Task directions: Restate, word for word, all of the material shown below.

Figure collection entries
## START

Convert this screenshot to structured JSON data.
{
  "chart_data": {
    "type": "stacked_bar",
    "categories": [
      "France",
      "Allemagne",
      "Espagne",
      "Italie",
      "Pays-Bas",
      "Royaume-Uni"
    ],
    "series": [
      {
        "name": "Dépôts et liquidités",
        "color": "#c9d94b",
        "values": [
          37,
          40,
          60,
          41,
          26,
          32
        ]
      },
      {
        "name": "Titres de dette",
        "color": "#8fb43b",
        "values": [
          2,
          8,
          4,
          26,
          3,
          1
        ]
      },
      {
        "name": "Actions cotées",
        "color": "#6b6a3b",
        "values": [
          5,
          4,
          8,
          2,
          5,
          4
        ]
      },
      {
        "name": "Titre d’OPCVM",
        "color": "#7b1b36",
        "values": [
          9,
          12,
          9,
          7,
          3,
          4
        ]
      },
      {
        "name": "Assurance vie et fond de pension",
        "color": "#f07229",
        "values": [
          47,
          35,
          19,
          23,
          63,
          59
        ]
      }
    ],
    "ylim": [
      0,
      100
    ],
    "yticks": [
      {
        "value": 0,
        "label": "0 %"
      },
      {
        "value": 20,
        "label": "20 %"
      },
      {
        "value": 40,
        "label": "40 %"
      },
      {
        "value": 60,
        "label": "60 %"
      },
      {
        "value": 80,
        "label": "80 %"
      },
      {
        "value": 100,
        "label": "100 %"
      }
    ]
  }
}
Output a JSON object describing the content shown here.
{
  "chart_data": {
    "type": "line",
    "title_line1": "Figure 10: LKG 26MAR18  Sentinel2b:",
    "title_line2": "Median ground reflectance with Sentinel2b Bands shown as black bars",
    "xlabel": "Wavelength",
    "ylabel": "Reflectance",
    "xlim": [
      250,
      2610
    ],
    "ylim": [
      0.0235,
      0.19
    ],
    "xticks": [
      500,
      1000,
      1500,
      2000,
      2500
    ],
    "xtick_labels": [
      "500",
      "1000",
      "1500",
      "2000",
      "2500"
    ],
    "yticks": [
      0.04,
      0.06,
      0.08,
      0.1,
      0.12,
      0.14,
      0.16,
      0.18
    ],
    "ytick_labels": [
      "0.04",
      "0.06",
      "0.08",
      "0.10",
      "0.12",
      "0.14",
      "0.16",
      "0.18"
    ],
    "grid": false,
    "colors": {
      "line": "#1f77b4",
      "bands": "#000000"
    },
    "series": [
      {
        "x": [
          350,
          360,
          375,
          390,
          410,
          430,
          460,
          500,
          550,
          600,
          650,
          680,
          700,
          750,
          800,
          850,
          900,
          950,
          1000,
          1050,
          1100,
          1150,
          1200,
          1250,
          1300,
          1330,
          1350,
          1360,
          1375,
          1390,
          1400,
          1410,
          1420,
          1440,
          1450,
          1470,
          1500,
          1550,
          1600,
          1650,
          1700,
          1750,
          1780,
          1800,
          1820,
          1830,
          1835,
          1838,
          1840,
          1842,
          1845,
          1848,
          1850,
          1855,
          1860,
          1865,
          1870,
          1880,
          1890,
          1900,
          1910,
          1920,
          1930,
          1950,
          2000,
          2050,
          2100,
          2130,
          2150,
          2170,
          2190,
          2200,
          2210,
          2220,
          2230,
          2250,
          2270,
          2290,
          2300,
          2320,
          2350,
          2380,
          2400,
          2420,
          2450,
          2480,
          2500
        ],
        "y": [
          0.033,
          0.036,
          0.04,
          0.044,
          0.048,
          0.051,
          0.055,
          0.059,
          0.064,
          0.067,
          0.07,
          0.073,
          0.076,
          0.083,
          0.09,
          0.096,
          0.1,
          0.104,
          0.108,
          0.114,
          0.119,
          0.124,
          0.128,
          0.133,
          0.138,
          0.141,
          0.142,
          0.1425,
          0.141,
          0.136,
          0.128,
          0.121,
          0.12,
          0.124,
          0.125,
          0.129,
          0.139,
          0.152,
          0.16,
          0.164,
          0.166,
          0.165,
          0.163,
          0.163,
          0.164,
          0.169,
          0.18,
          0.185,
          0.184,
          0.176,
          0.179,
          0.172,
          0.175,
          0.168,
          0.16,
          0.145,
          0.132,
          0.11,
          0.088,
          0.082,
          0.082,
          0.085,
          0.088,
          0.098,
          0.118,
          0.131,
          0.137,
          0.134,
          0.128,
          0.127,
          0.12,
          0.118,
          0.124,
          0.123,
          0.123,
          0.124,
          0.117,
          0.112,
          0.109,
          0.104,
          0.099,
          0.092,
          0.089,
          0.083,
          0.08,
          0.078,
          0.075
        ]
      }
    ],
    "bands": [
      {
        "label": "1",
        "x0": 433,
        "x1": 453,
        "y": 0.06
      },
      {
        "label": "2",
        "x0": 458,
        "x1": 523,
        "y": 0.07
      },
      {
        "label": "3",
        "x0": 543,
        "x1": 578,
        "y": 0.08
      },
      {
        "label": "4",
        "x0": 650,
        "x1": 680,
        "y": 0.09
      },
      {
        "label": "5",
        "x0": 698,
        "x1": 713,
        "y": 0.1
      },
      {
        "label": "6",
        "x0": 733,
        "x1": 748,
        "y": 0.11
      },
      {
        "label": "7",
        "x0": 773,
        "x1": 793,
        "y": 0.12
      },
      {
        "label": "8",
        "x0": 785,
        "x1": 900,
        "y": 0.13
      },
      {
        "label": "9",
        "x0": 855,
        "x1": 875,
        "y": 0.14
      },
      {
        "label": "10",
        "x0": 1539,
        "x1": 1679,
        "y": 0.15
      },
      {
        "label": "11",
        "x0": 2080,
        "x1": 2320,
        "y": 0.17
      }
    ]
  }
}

## END

Result for this task:
Convert this screenshot to structured JSON data.
{
  "chart_data": {
    "type": "stacked_bar",
    "categories": [
      "France",
      "Allemagne",
      "Espagne",
      "Italie",
      "Pays-Bas",
      "Royaume-Uni"
    ],
    "series": [
      {
        "name": "Dépôts et liquidités",
        "color": "#c9d94b",
        "values": [
          37,
          40,
          60,
          41,
          26,
          32
        ]
      },
      {
        "name": "Titres de dette",
        "color": "#8fb43b",
        "values": [
          2,
          8,
          4,
          26,
          3,
          1
        ]
      },
      {
        "name": "Actions cotées",
        "color": "#6b6a3b",
        "values": [
          5,
          4,
          8,
          2,
          5,
          4
        ]
      },
      {
        "name": "Titre d’OPCVM",
        "color": "#7b1b36",
        "values": [
          9,
          12,
          9,
          7,
          3,
          4
        ]
      },
      {
        "name": "Assurance vie et fond de pension",
        "color": "#f07229",
        "values": [
          47,
          35,
          19,
          23,
          63,
          59
        ]
      }
    ],
    "ylim": [
      0,
      100
    ],
    "yticks": [
      {
        "value": 0,
        "label": "0 %"
      },
      {
        "value": 20,
        "label": "20 %"
      },
      {
        "value": 40,
        "label": "40 %"
      },
      {
        "value": 60,
        "label": "60 %"
      },
      {
        "value": 80,
        "label": "80 %"
      },
      {
        "value": 100,
        "label": "100 %"
      }
    ]
  }
}
Output a JSON object describing the content shown here.
{
  "chart_data": {
    "type": "line",
    "title_line1": "Figure 10: LKG 26MAR18  Sentinel2b:",
    "title_line2": "Median ground reflectance with Sentinel2b Bands shown as black bars",
    "xlabel": "Wavelength",
    "ylabel": "Reflectance",
    "xlim": [
      250,
      2610
    ],
    "ylim": [
      0.0235,
      0.19
    ],
    "xticks": [
      500,
      1000,
      1500,
      2000,
      2500
    ],
    "xtick_labels": [
      "500",
      "1000",
      "1500",
      "2000",
      "2500"
    ],
    "yticks": [
      0.04,
      0.06,
      0.08,
      0.1,
      0.12,
      0.14,
      0.16,
      0.18
    ],
    "ytick_labels": [
      "0.04",
      "0.06",
      "0.08",
      "0.10",
      "0.12",
      "0.14",
      "0.16",
      "0.18"
    ],
    "grid": false,
    "colors": {
      "line": "#1f77b4",
      "bands": "#000000"
    },
    "series": [
      {
        "x": [
          350,
          360,
          375,
          390,
          410,
          430,
          460,
          500,
          550,
          600,
          650,
          680,
          700,
          750,
          800,
          850,
          900,
          950,
          1000,
          1050,
          1100,
          1150,
          1200,
          1250,
          1300,
          1330,
          1350,
          1360,
          1375,
          1390,
          1400,
          1410,
          1420,
          1440,
          1450,
          1470,
          1500,
          1550,
          1600,
          1650,
          1700,
          1750,
          1780,
          1800,
          1820,
          1830,
          1835,
          1838,
          1840,
          1842,
          1845,
          1848,
          1850,
          1855,
          1860,
          1865,
          1870,
          1880,
          1890,
          1900,
          1910,
          1920,
          1930,
          1950,
          2000,
          2050,
          2100,
          2130,
          2150,
          2170,
          2190,
          2200,
          2210,
          2220,
          2230,
          2250,
          2270,
          2290,
          2300,
          2320,
          2350,
          2380,
          2400,
          2420,
          2450,
          2480,
          2500
        ],
        "y": [
          0.033,
          0.036,
          0.04,
          0.044,
          0.048,
          0.051,
          0.055,
          0.059,
          0.064,
          0.067,
          0.07,
          0.073,
          0.076,
          0.083,
          0.09,
          0.096,
          0.1,
          0.104,
          0.108,
          0.114,
          0.119,
          0.124,
          0.128,
          0.133,
          0.138,
          0.141,
          0.142,
          0.1425,
          0.141,
          0.136,
          0.128,
          0.121,
          0.12,
          0.124,
          0.125,
          0.129,
          0.139,
          0.152,
          0.16,
          0.164,
          0.166,
          0.165,
          0.163,
          0.163,
          0.164,
          0.169,
          0.18,
          0.185,
          0.184,
          0.176,
          0.179,
          0.172,
          0.175,
          0.168,
          0.16,
          0.145,
          0.132,
          0.11,
          0.088,
          0.082,
          0.082,
          0.085,
          0.088,
          0.098,
          0.118,
          0.131,
          0.137,
          0.134,
          0.128,
          0.127,
          0.12,
          0.118,
          0.124,
          0.123,
          0.123,
          0.124,
          0.117,
          0.112,
          0.109,
          0.104,
          0.099,
          0.092,
          0.089,
          0.083,
          0.08,
          0.078,
          0.075
        ]
      }
    ],
    "bands": [
      {
        "label": "1",
        "x0": 433,
        "x1": 453,
        "y": 0.06
      },
      {
        "label": "2",
        "x0": 458,
        "x1": 523,
        "y": 0.07
      },
      {
        "label": "3",
        "x0": 543,
        "x1": 578,
        "y": 0.08
      },
      {
        "label": "4",
        "x0": 650,
        "x1": 680,
        "y": 0.09
      },
      {
        "label": "5",
        "x0": 698,
        "x1": 713,
        "y": 0.1
      },
      {
        "label": "6",
        "x0": 733,
        "x1": 748,
        "y": 0.11
      },
      {
        "label": "7",
        "x0": 773,
        "x1": 793,
        "y": 0.12
      },
      {
        "label": "8",
        "x0": 785,
        "x1": 900,
        "y": 0.13
      },
      {
        "label": "9",
        "x0": 855,
        "x1": 875,
        "y": 0.14
      },
      {
        "label": "10",
        "x0": 1539,
        "x1": 1679,
        "y": 0.15
      },
      {
        "label": "11",
        "x0": 2080,
        "x1": 2320,
        "y": 0.17
      }
    ]
  }
}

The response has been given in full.